**WHAT THIS TASK INVOLVES**
Show all lines holding "pattern".

[Part of a data file]
- - - - - - -

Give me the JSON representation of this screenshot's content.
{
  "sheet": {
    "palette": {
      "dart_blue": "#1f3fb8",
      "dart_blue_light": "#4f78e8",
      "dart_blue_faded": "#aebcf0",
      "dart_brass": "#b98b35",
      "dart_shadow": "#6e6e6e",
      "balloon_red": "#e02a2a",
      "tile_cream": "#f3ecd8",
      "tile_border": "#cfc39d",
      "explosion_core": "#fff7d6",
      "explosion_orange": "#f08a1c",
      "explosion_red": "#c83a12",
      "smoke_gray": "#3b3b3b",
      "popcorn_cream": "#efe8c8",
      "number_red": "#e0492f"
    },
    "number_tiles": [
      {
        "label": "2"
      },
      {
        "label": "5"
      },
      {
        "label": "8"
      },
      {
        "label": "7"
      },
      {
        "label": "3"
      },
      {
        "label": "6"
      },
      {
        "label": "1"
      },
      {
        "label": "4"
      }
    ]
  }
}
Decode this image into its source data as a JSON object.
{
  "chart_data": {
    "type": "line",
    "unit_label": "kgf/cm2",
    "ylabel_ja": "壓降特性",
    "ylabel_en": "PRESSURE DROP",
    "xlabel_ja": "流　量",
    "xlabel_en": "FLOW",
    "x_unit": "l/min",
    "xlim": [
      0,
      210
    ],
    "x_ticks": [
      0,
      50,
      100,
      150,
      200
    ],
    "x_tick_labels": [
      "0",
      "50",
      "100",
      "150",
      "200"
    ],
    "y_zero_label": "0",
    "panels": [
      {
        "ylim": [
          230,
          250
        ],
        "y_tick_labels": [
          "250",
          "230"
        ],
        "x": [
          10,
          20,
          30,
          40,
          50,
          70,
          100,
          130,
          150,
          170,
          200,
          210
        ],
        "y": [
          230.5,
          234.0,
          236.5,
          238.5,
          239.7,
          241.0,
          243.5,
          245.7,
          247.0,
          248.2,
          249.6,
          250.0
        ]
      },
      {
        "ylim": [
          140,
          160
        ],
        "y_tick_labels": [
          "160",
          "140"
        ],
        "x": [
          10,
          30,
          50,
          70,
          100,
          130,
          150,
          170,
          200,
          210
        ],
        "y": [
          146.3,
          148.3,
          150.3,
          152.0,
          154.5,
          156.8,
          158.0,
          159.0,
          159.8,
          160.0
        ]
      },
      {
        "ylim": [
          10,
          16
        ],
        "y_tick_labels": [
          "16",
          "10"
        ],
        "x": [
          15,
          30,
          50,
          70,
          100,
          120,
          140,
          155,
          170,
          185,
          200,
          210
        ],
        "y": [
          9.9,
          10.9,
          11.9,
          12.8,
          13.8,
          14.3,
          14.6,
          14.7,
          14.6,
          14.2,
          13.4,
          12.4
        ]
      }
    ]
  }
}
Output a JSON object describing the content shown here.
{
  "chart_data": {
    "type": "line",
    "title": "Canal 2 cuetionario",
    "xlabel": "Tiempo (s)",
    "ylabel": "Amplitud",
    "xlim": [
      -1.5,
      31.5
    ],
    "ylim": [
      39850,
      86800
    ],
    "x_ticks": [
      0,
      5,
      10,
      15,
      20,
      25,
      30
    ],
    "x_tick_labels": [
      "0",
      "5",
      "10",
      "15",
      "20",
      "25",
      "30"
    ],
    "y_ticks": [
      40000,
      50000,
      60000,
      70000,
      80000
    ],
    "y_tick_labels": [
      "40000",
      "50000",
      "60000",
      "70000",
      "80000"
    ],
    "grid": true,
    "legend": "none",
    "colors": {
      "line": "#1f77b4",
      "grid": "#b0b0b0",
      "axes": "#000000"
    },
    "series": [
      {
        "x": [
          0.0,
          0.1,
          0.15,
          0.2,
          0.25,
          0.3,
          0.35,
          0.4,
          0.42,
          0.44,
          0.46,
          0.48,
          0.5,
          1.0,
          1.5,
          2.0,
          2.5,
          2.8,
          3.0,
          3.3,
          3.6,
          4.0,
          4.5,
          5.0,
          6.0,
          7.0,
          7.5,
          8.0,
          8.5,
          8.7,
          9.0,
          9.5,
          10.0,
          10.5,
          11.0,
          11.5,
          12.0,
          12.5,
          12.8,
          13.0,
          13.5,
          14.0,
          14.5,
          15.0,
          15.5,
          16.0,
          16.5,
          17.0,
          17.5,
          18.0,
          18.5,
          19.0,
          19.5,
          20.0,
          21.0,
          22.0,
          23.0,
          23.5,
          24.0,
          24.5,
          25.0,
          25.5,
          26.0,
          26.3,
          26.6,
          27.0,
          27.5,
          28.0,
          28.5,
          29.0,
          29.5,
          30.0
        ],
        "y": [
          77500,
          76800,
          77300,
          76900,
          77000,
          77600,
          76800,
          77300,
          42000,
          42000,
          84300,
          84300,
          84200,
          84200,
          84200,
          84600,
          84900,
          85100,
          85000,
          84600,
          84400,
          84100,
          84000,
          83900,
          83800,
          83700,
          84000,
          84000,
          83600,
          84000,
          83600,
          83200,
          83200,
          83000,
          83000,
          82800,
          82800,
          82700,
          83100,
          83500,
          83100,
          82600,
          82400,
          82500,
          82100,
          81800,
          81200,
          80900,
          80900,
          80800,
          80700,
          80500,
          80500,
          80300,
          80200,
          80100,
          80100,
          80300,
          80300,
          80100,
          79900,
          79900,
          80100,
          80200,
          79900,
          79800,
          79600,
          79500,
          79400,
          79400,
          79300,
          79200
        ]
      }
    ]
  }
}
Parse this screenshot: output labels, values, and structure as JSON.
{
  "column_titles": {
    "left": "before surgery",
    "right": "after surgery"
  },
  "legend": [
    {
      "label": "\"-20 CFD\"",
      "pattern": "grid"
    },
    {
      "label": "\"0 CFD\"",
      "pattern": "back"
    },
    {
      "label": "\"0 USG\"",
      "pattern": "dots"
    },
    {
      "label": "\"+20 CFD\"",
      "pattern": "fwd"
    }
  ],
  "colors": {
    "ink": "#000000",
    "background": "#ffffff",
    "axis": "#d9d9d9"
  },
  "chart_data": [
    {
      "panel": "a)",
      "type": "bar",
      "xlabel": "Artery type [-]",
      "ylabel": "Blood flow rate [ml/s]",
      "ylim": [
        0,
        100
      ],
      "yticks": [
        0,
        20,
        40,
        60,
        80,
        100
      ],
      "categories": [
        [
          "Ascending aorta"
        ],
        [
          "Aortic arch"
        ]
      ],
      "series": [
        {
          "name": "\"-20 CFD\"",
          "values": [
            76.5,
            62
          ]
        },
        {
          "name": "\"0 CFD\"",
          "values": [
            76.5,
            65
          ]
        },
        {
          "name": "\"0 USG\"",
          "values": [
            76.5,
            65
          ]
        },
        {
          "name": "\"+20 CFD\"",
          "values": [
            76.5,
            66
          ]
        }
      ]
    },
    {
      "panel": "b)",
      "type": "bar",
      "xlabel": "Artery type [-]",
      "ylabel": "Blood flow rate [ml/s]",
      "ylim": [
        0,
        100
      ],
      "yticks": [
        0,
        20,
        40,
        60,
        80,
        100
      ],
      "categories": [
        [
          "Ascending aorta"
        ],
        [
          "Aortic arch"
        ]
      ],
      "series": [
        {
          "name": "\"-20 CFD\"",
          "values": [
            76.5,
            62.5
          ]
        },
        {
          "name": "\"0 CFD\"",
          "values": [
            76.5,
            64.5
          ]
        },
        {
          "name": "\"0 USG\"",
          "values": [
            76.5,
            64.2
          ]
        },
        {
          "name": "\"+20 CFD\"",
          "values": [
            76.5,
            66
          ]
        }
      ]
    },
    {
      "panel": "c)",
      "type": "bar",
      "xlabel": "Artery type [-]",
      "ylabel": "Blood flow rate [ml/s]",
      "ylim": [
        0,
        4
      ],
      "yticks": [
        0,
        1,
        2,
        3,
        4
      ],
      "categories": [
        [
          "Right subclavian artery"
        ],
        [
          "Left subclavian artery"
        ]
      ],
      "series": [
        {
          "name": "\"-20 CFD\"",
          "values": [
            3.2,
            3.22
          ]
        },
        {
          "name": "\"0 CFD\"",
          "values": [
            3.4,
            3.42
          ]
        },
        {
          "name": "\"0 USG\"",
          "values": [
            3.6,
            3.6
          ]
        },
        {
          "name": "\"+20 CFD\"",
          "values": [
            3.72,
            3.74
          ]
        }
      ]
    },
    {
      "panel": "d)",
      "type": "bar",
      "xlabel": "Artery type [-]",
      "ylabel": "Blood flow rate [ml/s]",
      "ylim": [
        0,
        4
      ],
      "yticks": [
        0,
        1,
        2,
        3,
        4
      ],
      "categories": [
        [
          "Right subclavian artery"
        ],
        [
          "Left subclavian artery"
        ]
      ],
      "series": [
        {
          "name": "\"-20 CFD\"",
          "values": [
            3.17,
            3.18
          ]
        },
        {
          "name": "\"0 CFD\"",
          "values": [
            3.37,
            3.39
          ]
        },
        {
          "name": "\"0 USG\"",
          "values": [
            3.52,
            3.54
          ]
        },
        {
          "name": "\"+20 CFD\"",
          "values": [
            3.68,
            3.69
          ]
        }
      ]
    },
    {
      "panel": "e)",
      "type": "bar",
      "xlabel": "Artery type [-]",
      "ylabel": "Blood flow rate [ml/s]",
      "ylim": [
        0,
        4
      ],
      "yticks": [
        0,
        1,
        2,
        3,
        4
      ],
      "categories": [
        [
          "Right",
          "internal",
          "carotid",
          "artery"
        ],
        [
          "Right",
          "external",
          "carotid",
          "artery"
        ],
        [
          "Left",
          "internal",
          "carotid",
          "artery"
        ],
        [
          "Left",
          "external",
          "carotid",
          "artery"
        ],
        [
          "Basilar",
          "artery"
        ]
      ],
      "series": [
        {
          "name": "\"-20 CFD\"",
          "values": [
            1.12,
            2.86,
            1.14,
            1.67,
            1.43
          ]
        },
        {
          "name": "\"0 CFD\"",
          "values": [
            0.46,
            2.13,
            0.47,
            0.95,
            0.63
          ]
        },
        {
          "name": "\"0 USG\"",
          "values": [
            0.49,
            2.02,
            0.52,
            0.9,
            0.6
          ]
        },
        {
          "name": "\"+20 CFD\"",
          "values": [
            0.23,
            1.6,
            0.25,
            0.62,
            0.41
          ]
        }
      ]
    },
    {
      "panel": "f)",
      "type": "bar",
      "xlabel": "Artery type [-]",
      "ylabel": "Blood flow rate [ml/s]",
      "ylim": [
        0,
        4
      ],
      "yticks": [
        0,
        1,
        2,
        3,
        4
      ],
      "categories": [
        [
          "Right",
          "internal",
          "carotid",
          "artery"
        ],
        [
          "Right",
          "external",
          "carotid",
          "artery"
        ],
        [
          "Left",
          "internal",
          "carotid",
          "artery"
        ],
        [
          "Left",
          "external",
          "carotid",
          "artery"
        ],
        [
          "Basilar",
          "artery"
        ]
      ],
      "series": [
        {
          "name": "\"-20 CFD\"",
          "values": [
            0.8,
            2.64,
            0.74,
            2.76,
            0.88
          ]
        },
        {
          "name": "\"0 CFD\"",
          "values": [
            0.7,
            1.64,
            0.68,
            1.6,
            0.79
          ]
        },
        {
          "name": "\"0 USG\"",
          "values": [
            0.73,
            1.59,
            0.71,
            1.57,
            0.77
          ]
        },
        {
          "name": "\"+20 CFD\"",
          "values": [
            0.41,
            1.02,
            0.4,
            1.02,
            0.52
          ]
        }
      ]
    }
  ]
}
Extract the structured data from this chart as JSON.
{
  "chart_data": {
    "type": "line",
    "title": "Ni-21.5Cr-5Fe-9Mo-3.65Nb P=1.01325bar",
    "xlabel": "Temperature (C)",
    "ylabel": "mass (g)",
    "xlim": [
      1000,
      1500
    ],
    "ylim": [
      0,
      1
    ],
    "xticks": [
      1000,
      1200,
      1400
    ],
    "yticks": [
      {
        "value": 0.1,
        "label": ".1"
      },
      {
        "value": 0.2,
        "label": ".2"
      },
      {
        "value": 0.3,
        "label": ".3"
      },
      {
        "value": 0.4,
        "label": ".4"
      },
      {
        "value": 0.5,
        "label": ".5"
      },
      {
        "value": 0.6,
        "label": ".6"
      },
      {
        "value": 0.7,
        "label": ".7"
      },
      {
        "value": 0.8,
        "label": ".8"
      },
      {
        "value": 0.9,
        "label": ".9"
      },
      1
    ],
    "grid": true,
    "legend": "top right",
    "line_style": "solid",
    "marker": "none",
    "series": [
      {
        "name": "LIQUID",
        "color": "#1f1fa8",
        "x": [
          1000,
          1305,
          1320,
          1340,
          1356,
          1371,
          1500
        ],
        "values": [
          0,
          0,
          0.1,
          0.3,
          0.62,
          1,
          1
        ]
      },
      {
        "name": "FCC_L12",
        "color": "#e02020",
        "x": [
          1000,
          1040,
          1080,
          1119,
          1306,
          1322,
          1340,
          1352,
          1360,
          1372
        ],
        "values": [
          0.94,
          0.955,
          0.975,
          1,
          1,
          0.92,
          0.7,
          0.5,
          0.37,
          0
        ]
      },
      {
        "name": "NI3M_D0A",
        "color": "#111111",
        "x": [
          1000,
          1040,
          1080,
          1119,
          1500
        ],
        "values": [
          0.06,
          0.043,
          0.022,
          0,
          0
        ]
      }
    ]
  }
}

- - - - - - -

**SOLUTION**
      "pattern": "grid"
      "pattern": "back"
      "pattern": "dots"
      "pattern": "fwd"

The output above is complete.